··· Exercise data

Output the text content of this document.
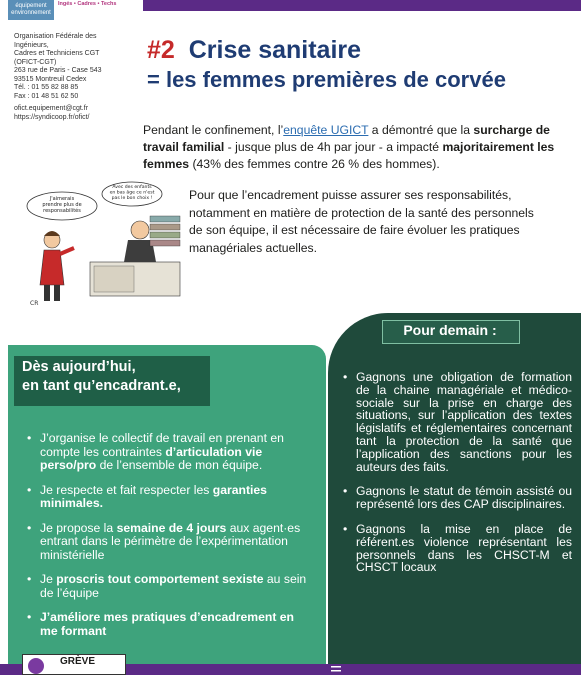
équipement
environnement
Ingés • Cadres • Techs
Organisation Fédérale des
Ingénieurs,
Cadres et Techniciens CGT
(OFICT-CGT)
263 rue de Paris - Case 543
93515 Montreuil Cedex
Tél. : 01 55 82 88 85
Fax : 01 48 51 62 50
ofict.equipement@cgt.fr
https://syndicoop.fr/ofict/
#2 Crise sanitaire
= les femmes premières de corvée
Pendant le confinement, l’enquête UGICT a démontré que la surcharge de travail familial - jusque plus de 4h par jour - a impacté majoritairement les femmes (43% des femmes contre 26 % des hommes).
Pour que l’encadrement puisse assurer ses responsabilités, notamment en matière de protection de la santé des personnels de son équipe, il est nécessaire de faire évoluer les pratiques managériales actuelles.
J'aimerais prendre plus de responsabilités
Avec des enfants en bas âge ce n'est pas le bon choix !
CR
Dès aujourd’hui,
en tant qu’encadrant.e,
• J’organise le collectif de travail en prenant en compte les contraintes d’articulation vie perso/pro de l’ensemble de mon équipe.
• Je respecte et fait respecter les garanties minimales.
• Je propose la semaine de 4 jours aux agent·es entrant dans le périmètre de l’expérimentation ministérielle
• Je proscris tout comportement sexiste au sein de l’équipe
• J’améliore mes pratiques d’encadrement en me formant
Pour demain :
• Gagnons une obligation de formation de la chaine managériale et médico-sociale sur la prise en charge des situations, sur l’application des textes législatifs et réglementaires concernant tant la protection de la santé que l’application des sanctions pour les auteurs des faits.
• Gagnons le statut de témoin assisté ou représenté lors des CAP disciplinaires.
• Gagnons la mise en place de référent.es violence représentant les personnels dans les CHSCT-M et CHSCT locaux
GRÈVE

······

Exercise instructions | Quote the records above in full, dropping each picture.

Answer to the task |
Output the text content of this document.
équipement
environnement
Ingés • Cadres • Techs
Organisation Fédérale des
Ingénieurs,
Cadres et Techniciens CGT
(OFICT-CGT)
263 rue de Paris - Case 543
93515 Montreuil Cedex
Tél. : 01 55 82 88 85
Fax : 01 48 51 62 50
ofict.equipement@cgt.fr
https://syndicoop.fr/ofict/
#2 Crise sanitaire
= les femmes premières de corvée
Pendant le confinement, l’enquête UGICT a démontré que la surcharge de travail familial - jusque plus de 4h par jour - a impacté majoritairement les femmes (43% des femmes contre 26 % des hommes).
Pour que l’encadrement puisse assurer ses responsabilités, notamment en matière de protection de la santé des personnels de son équipe, il est nécessaire de faire évoluer les pratiques managériales actuelles.
J'aimerais prendre plus de responsabilités
Avec des enfants en bas âge ce n'est pas le bon choix !
CR
Dès aujourd’hui,
en tant qu’encadrant.e,
• J’organise le collectif de travail en prenant en compte les contraintes d’articulation vie perso/pro de l’ensemble de mon équipe.
• Je respecte et fait respecter les garanties minimales.
• Je propose la semaine de 4 jours aux agent·es entrant dans le périmètre de l’expérimentation ministérielle
• Je proscris tout comportement sexiste au sein de l’équipe
• J’améliore mes pratiques d’encadrement en me formant
Pour demain :
• Gagnons une obligation de formation de la chaine managériale et médico-sociale sur la prise en charge des situations, sur l’application des textes législatifs et réglementaires concernant tant la protection de la santé que l’application des sanctions pour les auteurs des faits.
• Gagnons le statut de témoin assisté ou représenté lors des CAP disciplinaires.
• Gagnons la mise en place de référent.es violence représentant les personnels dans les CHSCT-M et CHSCT locaux
GRÈVE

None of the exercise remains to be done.